▶ Problem to solve:
Copy out each line in the material below that has the word "Protocols".
-- Begin --
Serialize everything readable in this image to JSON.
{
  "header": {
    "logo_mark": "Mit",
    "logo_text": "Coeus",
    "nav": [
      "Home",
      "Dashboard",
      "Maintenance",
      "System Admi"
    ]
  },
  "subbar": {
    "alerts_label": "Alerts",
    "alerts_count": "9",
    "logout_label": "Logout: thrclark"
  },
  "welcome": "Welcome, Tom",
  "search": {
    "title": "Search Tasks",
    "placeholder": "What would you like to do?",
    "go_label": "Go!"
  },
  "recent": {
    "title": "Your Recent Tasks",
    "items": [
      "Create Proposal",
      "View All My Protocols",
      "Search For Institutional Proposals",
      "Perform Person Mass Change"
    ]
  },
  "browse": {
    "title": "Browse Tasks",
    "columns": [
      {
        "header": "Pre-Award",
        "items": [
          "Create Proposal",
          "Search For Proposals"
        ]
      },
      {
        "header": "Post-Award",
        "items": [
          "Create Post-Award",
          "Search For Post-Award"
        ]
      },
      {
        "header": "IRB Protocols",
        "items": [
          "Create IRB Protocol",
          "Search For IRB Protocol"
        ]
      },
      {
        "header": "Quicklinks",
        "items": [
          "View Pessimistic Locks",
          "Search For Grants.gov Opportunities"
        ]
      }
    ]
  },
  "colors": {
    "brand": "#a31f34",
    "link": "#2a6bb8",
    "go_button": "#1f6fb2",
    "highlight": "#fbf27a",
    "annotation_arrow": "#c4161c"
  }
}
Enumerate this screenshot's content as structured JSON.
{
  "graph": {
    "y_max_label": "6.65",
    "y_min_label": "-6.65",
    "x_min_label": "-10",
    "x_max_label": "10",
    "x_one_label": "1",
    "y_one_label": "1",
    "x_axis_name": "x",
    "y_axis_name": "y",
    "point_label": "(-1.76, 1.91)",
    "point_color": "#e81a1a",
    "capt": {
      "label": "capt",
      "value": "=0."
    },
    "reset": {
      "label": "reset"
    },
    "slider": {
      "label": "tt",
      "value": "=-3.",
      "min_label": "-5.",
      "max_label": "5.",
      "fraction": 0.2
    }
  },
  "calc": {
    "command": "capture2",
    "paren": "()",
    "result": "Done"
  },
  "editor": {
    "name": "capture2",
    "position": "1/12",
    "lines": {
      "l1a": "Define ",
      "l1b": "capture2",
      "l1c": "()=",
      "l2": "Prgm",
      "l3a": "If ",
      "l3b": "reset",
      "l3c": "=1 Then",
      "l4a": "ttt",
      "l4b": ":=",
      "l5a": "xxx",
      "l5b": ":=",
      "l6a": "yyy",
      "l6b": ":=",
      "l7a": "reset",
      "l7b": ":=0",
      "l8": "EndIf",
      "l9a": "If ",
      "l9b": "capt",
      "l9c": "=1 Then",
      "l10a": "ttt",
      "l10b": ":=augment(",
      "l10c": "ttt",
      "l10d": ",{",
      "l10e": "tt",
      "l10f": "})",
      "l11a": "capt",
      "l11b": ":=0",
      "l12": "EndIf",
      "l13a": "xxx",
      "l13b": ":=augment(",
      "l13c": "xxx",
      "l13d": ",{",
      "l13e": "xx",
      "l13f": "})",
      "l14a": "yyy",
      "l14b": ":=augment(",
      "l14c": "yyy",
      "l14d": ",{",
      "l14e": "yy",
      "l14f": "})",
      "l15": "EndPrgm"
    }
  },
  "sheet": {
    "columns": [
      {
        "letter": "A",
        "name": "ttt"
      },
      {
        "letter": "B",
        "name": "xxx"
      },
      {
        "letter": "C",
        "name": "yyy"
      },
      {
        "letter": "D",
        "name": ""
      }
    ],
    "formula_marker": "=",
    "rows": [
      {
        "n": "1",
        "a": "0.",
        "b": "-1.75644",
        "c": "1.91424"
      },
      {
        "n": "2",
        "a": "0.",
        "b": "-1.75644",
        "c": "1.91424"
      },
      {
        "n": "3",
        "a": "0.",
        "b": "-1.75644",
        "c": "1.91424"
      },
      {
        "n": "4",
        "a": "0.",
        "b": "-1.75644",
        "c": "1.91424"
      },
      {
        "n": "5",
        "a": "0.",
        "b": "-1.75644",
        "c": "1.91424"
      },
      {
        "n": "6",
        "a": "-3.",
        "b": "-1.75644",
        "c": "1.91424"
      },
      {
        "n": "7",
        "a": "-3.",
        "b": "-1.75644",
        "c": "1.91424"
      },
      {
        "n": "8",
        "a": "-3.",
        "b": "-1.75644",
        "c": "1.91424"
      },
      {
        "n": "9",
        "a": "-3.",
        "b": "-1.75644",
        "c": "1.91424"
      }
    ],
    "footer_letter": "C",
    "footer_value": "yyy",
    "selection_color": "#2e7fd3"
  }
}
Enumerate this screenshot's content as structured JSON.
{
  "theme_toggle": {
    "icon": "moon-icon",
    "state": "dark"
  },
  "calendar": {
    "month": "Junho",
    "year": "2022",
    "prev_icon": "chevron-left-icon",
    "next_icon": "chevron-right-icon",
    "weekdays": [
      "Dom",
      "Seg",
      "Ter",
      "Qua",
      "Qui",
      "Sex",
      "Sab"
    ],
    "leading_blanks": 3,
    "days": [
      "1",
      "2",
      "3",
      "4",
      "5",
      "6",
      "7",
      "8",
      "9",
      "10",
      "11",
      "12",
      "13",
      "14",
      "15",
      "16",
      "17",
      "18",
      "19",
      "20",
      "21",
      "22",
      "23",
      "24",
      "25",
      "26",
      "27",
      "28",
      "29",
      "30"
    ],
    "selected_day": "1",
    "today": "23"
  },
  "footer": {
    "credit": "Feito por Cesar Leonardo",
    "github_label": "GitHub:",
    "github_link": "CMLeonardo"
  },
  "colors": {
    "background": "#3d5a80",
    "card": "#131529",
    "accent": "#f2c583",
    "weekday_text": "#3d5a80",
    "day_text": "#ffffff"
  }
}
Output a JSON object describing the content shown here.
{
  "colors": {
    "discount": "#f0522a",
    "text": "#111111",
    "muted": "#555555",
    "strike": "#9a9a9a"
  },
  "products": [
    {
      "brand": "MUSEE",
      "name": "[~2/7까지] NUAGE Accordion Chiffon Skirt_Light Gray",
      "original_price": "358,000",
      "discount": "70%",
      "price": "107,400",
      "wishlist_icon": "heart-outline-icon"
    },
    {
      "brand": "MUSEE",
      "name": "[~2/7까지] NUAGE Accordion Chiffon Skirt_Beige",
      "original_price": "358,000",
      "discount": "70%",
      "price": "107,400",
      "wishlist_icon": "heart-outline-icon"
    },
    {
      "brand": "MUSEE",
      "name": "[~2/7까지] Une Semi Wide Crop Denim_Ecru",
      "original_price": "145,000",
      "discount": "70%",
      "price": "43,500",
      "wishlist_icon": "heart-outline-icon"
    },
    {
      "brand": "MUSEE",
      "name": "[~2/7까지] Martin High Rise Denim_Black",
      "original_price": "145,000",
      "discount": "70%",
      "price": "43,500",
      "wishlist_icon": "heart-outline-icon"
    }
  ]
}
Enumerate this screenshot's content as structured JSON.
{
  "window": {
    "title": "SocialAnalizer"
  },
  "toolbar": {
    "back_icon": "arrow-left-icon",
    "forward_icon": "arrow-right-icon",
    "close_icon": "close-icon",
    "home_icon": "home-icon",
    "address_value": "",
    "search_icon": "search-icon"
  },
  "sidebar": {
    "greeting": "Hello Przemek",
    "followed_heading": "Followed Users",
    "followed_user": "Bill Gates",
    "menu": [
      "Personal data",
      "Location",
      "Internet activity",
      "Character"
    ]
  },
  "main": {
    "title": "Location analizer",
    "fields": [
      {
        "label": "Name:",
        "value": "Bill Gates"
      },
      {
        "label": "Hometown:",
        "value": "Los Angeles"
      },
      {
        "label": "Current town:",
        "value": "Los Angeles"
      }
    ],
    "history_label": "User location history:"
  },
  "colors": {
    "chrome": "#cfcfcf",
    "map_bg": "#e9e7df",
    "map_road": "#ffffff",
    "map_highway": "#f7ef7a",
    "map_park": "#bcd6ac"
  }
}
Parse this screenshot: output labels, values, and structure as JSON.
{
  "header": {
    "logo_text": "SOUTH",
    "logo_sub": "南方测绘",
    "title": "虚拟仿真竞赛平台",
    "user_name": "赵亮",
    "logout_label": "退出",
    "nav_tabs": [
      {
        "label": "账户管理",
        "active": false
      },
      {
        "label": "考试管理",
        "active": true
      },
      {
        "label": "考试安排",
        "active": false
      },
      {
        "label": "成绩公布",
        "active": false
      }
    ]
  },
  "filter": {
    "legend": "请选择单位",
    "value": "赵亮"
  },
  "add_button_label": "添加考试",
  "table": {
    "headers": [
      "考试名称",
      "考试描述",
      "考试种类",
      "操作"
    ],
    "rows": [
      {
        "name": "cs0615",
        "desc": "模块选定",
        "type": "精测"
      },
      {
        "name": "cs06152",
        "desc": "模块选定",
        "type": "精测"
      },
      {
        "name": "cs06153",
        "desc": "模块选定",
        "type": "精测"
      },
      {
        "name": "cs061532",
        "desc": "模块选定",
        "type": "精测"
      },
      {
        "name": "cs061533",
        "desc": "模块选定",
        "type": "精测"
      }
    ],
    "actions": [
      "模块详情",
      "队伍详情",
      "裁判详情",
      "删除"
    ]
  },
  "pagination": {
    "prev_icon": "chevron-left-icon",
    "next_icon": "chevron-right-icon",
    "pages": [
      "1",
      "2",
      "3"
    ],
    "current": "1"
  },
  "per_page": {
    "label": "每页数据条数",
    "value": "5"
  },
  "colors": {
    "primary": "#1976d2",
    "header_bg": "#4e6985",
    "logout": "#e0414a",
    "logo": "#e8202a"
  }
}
-- End --
▶ Answer to this exercise:
      "View All My Protocols",
        "header": "IRB Protocols",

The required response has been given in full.